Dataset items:

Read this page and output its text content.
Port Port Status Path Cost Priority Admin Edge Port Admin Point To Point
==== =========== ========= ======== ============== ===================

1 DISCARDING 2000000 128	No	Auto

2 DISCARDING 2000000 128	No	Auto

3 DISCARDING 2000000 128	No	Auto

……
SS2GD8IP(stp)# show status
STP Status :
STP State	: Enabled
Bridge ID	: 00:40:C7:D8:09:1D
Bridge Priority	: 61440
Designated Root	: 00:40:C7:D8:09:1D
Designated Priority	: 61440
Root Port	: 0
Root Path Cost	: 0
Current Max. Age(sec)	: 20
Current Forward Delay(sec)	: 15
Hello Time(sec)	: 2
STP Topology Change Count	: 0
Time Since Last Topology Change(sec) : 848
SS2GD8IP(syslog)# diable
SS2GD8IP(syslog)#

Instruction: Each line that contains the word "Path" counts toward the total; give only that total.

Answer in full: 2